**** TASK INPUT ****

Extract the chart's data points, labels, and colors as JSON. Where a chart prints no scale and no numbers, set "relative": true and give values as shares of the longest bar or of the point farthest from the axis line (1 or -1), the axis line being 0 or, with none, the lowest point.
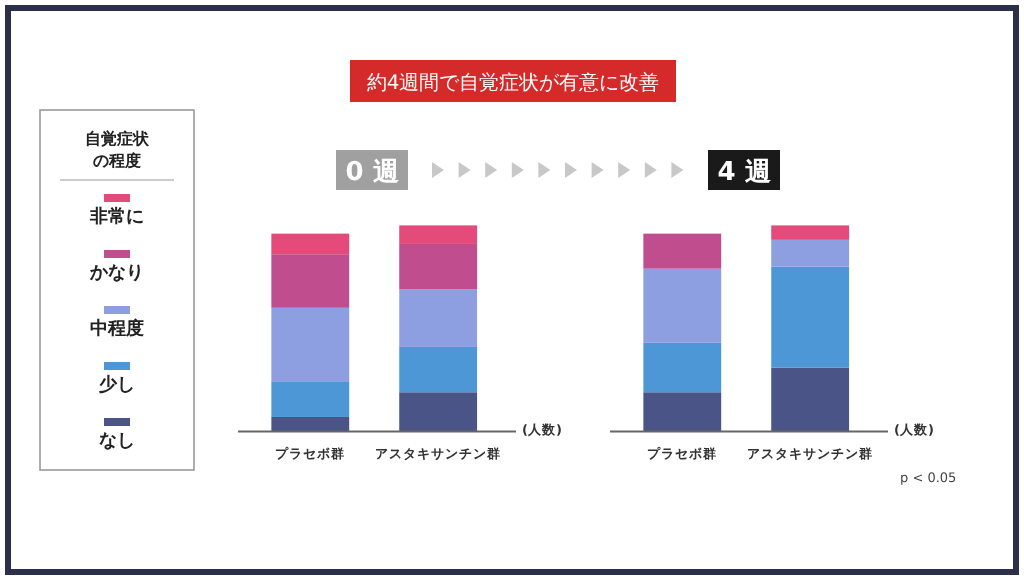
{
  "chart_data": [
    {
      "type": "bar",
      "title": "約4週間で自覚症状が有意に改善",
      "subtitle": "0 週",
      "xlabel": "(人数)",
      "legend_title": "自覚症状の程度",
      "legend": "left",
      "stacked": true,
      "relative": true,
      "categories": [
        "プラセボ群",
        "アスタキサンチン群"
      ],
      "series": [
        {
          "name": "なし",
          "color": "#4a5486",
          "values": [
            0.07,
            0.19
          ]
        },
        {
          "name": "少し",
          "color": "#4e97d6",
          "values": [
            0.17,
            0.22
          ]
        },
        {
          "name": "中程度",
          "color": "#8d9fe0",
          "values": [
            0.36,
            0.28
          ]
        },
        {
          "name": "かなり",
          "color": "#c04d8e",
          "values": [
            0.26,
            0.22
          ]
        },
        {
          "name": "非常に",
          "color": "#e44a7a",
          "values": [
            0.1,
            0.09
          ]
        }
      ]
    },
    {
      "type": "bar",
      "title": "4 週",
      "xlabel": "(人数)",
      "stacked": true,
      "relative": true,
      "annotations": [
        "p < 0.05"
      ],
      "categories": [
        "プラセボ群",
        "アスタキサンチン群"
      ],
      "series": [
        {
          "color": "#4a5486",
          "values": [
            0.19,
            0.31
          ]
        },
        {
          "color": "#4e97d6",
          "values": [
            0.24,
            0.49
          ]
        },
        {
          "color": "#8d9fe0",
          "values": [
            0.36,
            0.13
          ]
        },
        {
          "color": "#c04d8e",
          "values": [
            0.17,
            0
          ]
        },
        {
          "color": "#e44a7a",
          "values": [
            0,
            0.07
          ]
        }
      ]
    }
  ]
}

****

WORK INSTRUCTIONS:
Will you restate every entry word for word and omit the images?

REPLY TO THE TASK:
Extract the chart's data points, labels, and colors as JSON. Where a chart prints no scale and no numbers, set "relative": true and give values as shares of the longest bar or of the point farthest from the axis line (1 or -1), the axis line being 0 or, with none, the lowest point.
{
  "chart_data": [
    {
      "type": "bar",
      "title": "約4週間で自覚症状が有意に改善",
      "subtitle": "0 週",
      "xlabel": "(人数)",
      "legend_title": "自覚症状の程度",
      "legend": "left",
      "stacked": true,
      "relative": true,
      "categories": [
        "プラセボ群",
        "アスタキサンチン群"
      ],
      "series": [
        {
          "name": "なし",
          "color": "#4a5486",
          "values": [
            0.07,
            0.19
          ]
        },
        {
          "name": "少し",
          "color": "#4e97d6",
          "values": [
            0.17,
            0.22
          ]
        },
        {
          "name": "中程度",
          "color": "#8d9fe0",
          "values": [
            0.36,
            0.28
          ]
        },
        {
          "name": "かなり",
          "color": "#c04d8e",
          "values": [
            0.26,
            0.22
          ]
        },
        {
          "name": "非常に",
          "color": "#e44a7a",
          "values": [
            0.1,
            0.09
          ]
        }
      ]
    },
    {
      "type": "bar",
      "title": "4 週",
      "xlabel": "(人数)",
      "stacked": true,
      "relative": true,
      "annotations": [
        "p < 0.05"
      ],
      "categories": [
        "プラセボ群",
        "アスタキサンチン群"
      ],
      "series": [
        {
          "color": "#4a5486",
          "values": [
            0.19,
            0.31
          ]
        },
        {
          "color": "#4e97d6",
          "values": [
            0.24,
            0.49
          ]
        },
        {
          "color": "#8d9fe0",
          "values": [
            0.36,
            0.13
          ]
        },
        {
          "color": "#c04d8e",
          "values": [
            0.17,
            0
          ]
        },
        {
          "color": "#e44a7a",
          "values": [
            0,
            0.07
          ]
        }
      ]
    }
  ]
}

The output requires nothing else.